Stored data entries
##########
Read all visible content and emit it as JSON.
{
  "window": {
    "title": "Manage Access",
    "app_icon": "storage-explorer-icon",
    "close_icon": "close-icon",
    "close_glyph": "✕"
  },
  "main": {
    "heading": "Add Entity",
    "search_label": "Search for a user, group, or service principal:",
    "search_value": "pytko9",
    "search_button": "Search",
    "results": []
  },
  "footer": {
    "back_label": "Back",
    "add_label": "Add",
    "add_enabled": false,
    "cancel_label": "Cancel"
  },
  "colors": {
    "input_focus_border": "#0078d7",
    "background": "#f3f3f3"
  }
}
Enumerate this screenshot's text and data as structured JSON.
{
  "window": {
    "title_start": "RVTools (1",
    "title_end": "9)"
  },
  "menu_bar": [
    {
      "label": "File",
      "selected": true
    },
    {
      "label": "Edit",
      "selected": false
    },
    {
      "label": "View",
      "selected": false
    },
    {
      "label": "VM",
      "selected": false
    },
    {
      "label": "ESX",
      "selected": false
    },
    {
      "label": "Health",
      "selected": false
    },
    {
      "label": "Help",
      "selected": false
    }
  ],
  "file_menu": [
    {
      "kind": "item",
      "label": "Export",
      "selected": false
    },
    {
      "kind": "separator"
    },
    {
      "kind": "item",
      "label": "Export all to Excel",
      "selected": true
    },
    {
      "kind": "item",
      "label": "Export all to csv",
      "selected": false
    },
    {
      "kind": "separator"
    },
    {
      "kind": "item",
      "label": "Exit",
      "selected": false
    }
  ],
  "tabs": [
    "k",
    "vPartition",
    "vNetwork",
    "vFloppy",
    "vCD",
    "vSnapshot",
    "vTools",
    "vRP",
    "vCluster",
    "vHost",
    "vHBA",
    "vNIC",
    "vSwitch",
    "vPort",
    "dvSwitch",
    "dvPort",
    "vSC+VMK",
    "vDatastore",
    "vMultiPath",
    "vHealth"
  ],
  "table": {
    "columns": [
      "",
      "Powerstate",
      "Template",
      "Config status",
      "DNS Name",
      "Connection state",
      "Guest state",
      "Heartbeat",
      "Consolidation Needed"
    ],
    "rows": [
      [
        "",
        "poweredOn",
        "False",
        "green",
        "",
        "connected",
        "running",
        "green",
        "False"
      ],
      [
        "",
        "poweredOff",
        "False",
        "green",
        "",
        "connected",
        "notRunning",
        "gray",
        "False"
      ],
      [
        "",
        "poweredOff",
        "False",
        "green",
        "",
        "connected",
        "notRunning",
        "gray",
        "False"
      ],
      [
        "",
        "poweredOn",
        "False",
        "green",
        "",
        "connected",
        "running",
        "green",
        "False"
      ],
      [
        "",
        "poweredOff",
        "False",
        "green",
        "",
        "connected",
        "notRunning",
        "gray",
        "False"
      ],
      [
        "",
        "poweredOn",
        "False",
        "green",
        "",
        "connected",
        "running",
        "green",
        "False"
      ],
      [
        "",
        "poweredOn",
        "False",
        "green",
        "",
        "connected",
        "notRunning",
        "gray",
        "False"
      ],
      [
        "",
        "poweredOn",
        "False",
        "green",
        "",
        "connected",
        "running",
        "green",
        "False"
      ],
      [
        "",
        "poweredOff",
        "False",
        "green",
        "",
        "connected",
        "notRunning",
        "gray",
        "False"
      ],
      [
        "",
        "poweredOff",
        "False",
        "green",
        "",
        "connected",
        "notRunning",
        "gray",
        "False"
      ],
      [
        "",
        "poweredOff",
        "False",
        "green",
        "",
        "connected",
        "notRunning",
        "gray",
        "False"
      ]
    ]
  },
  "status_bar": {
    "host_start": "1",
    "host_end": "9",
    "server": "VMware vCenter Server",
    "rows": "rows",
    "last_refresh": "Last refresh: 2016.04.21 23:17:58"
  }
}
##########
THE TASK —
Search the records for the string "Export" and return every line in which it occurs.

EXERCISE RESULT —
      "label": "Export",
      "label": "Export all to Excel",
      "label": "Export all to csv",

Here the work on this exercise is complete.